• _THE EXERCISE_
Determine which lines of the records include the word "Maya", and copy them.

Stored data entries
----------

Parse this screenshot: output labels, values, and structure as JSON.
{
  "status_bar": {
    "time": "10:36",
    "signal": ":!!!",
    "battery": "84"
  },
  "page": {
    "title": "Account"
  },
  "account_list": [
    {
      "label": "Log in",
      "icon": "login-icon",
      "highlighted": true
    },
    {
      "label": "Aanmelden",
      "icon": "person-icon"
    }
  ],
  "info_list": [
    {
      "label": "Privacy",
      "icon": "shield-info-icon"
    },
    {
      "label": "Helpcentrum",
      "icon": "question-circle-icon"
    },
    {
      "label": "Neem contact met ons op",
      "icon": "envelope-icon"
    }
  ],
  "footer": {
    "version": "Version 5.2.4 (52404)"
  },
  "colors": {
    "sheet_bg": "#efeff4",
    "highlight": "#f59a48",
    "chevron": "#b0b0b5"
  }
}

----------

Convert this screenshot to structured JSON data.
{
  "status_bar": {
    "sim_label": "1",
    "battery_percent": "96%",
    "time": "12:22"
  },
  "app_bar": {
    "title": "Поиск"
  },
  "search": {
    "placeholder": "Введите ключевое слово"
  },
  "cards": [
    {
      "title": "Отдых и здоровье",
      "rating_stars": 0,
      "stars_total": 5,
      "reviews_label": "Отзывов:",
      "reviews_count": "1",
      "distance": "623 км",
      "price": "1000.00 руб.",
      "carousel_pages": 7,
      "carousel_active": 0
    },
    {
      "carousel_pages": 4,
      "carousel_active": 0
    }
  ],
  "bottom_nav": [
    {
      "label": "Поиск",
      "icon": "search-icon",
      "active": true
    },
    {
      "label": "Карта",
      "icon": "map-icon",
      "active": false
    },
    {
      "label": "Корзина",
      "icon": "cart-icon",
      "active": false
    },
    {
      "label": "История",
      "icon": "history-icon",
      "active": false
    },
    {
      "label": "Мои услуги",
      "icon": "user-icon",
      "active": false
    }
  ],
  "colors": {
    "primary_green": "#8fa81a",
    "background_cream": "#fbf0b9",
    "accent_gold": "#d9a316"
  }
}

----------

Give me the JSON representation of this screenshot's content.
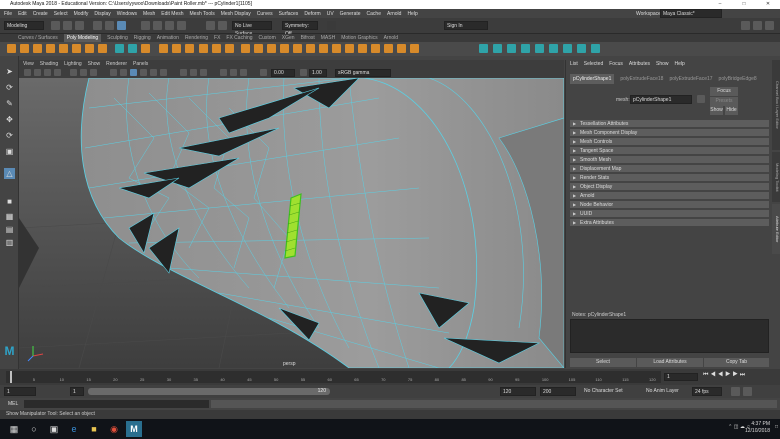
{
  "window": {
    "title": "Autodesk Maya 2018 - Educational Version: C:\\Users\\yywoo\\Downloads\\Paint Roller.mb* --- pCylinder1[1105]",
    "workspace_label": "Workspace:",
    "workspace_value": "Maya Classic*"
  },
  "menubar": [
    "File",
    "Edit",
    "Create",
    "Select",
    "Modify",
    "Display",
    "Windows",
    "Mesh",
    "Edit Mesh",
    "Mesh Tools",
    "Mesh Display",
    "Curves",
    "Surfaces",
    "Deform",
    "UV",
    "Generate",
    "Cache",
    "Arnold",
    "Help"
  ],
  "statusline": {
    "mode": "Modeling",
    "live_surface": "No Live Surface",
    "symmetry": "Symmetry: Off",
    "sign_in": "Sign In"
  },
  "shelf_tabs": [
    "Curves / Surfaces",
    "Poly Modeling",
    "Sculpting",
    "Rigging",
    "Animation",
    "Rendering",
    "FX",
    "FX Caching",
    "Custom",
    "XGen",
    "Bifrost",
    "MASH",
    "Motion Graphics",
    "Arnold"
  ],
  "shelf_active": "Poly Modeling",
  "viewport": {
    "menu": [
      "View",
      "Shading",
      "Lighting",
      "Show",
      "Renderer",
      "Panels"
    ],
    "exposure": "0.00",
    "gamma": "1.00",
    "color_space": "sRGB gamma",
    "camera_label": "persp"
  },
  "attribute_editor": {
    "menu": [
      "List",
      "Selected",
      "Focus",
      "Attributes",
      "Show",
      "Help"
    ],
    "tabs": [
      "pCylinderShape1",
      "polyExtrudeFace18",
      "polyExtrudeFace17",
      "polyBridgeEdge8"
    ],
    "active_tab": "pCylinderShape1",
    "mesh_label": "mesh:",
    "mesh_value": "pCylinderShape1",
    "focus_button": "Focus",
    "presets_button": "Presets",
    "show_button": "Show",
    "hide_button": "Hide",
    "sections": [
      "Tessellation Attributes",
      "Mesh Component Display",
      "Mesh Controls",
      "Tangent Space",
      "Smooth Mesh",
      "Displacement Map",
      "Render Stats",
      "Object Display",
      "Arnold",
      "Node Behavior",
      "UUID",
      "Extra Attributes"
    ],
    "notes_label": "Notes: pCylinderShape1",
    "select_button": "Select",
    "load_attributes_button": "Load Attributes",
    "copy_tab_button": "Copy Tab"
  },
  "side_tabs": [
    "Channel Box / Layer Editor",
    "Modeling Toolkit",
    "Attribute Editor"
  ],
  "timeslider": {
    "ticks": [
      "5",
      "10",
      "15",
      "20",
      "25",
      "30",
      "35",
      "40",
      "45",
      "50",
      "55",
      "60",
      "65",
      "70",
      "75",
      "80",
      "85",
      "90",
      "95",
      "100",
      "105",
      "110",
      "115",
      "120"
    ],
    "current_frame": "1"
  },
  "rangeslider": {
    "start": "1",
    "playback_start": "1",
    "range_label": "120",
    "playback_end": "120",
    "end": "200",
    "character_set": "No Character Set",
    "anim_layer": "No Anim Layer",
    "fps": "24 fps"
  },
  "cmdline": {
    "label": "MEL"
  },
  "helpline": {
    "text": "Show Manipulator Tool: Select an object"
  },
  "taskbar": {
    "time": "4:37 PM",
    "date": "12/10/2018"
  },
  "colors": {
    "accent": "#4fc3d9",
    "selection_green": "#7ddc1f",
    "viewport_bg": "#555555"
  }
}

----------

• _OUTPUT OF THE EXERCISE_
    "title": "Autodesk Maya 2018 - Educational Version: C:\\Users\\yywoo\\Downloads\\Paint Roller.mb* --- pCylinder1[1105]",
    "workspace_value": "Maya Classic*"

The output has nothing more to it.